In the material below, find all lines with the string "Prag" and copy them.

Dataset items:
+ + +

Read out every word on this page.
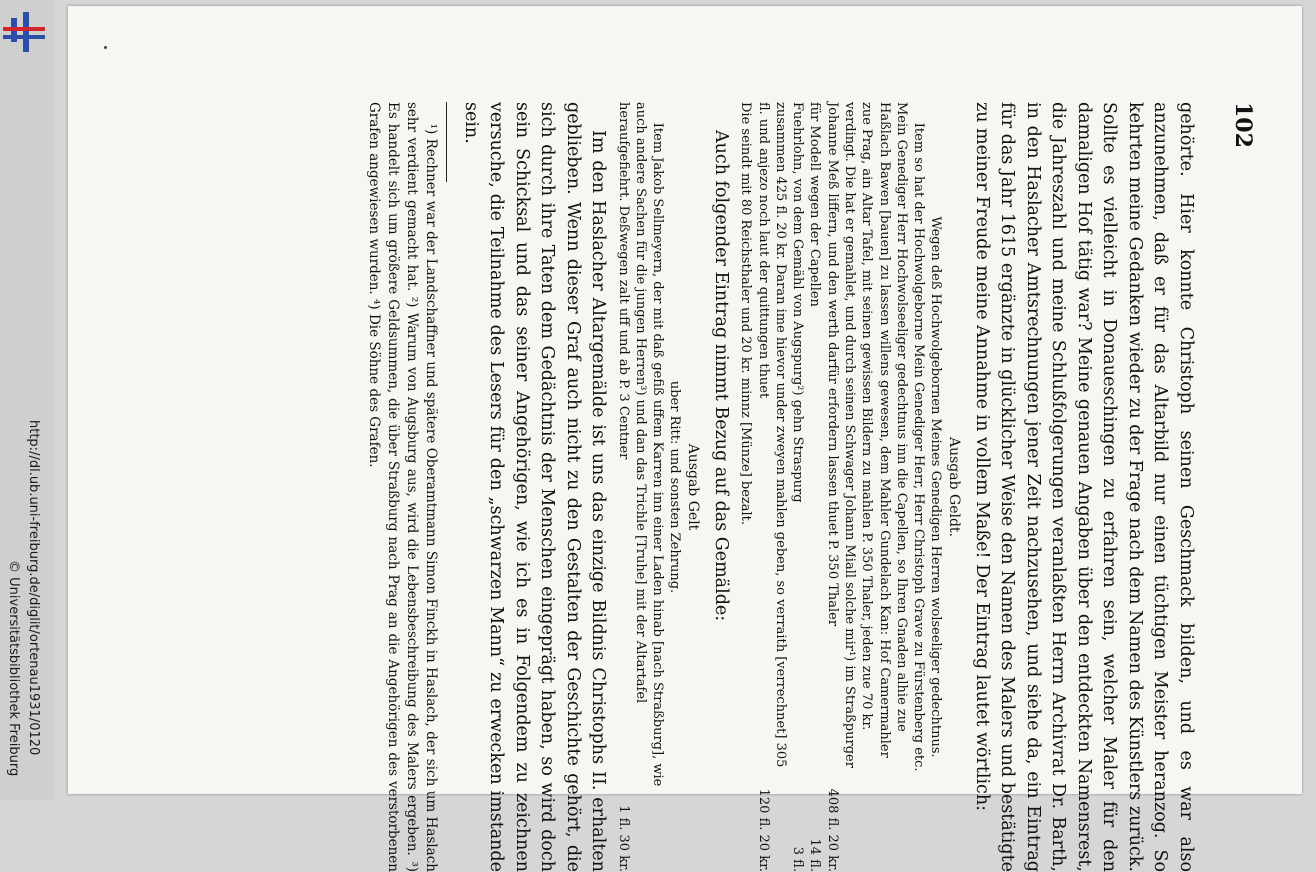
http://dl.ub.uni-freiburg.de/diglit/ortenau1931/0120
© Universitätsbibliothek Freiburg
102

gehörte. Hier konnte Christoph seinen Geschmack bilden, und es war also anzunehmen, daß er für das Altarbild nur einen tüchtigen Meister heranzog. So kehrten meine Gedanken wieder zu der Frage nach dem Namen des Künstlers zurück. Sollte es vielleicht in Donaueschingen zu erfahren sein, welcher Maler für den damaligen Hof tätig war? Meine genauen Angaben über den entdeckten Namensrest, die Jahreszahl und meine Schlußfolgerungen veranlaßten Herrn Archivrat Dr. Barth, in den Haslacher Amtsrechnungen jener Zeit nachzusehen, und siehe da, ein Eintrag für das Jahr 1615 ergänzte in glücklicher Weise den Namen des Malers und bestätigte zu meiner Freude meine Annahme in vollem Maße! Der Eintrag lautet wörtlich:

Ausgab Geldt.

Wegen deß Hochwolgebornen Meines Genedigen Herren wolseeliger gedechtnus.

Item so hat der Hochwolgeborne Mein Genediger Herr, Herr Christoph Grave zu Fürstenberg etc. Mein Genediger Herr Hochwolseeliger gedechtnus inn die Capellen, so Ihren Gnaden alhie zue Haßlach Bawen [bauen] zu lassen willens gewesen, dem Mahler Gundelach Kan: Hof Camermahler zue Prag, ain Altar Tafel, mit seinen gewissen Bildern zu mahlen P. 350 Thaler, jeden zue 70 kr. verdingt. Die hat er gemahlet, und durch seinen Schwager Johann Miall solche mir¹) im Straßpurger Johanne Meß liffern, und den werth darfür erfordern lassen thuet P. 350 Thaler
408 fl. 20 kr.
für Modell wegen der Capellen
14 fl.
Fuehrlohn, von dem Gemähl von Augspurg²) gehn Straspurg
3 fl.
zusammen 425 fl. 20 kr. Daran ime hievor under zweyen mahlen geben, so verraith [verrechnet] 305 fl. und anjezo noch laut der quittungen thuet
120 fl. 20 kr.

Die seindt mit 80 Reichsthaler und 20 kr. minnz [Münze] bezalt.

Auch folgender Eintrag nimmt Bezug auf das Gemälde:

Ausgab Gelt

uber Ritt: und sonsten Zehrung.

Item Jakob Sellmeyern, der mit daß gefiß uffem Karren inn einer Laden hinab [nach Straßburg], wie auch andere Sachen für die jungen Herren³) und dan das Trichle [Truhe] mit der Altartafel heraufgefiehrt. Deßwegen zalt uff und ab P. 3 Centner
1 fl. 30 kr.

Im den Haslacher Altargemälde ist uns das einzige Bildnis Christophs II. erhalten geblieben. Wenn dieser Graf auch nicht zu den Gestalten der Geschichte gehört, die sich durch ihre Taten dem Gedächtnis der Menschen eingeprägt haben, so wird doch sein Schicksal und das seiner Angehörigen, wie ich es in Folgendem zu zeichnen versuche, die Teilnahme des Lesers für den „schwarzen Mann“ zu erwecken imstande sein.

¹) Rechner war der Landschaffner und spätere Oberamtmann Simon Finckh in Haslach, der sich um Haslach sehr verdient gemacht hat. ²) Warum von Augsburg aus, wird die Lebensbeschreibung des Malers ergeben. ³) Es handelt sich um größere Geldsummen, die über Straßburg nach Prag an die Angehörigen des verstorbenen Grafen angewiesen wurden. ⁴) Die Söhne des Grafen.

+ + +

--- Task answer ---
Item so hat der Hochwolgeborne Mein Genediger Herr, Herr Christoph Grave zu Fürstenberg etc. Mein Genediger Herr Hochwolseeliger gedechtnus inn die Capellen, so Ihren Gnaden alhie zue Haßlach Bawen [bauen] zu lassen willens gewesen, dem Mahler Gundelach Kan: Hof Camermahler zue Prag, ain Altar Tafel, mit seinen gewissen Bildern zu mahlen P. 350 Thaler, jeden zue 70 kr. verdingt. Die hat er gemahlet, und durch seinen Schwager Johann Miall solche mir¹) im Straßpurger Johanne Meß liffern, und den werth darfür erfordern lassen thuet P. 350 Thaler
¹) Rechner war der Landschaffner und spätere Oberamtmann Simon Finckh in Haslach, der sich um Haslach sehr verdient gemacht hat. ²) Warum von Augsburg aus, wird die Lebensbeschreibung des Malers ergeben. ³) Es handelt sich um größere Geldsummen, die über Straßburg nach Prag an die Angehörigen des verstorbenen Grafen angewiesen wurden. ⁴) Die Söhne des Grafen.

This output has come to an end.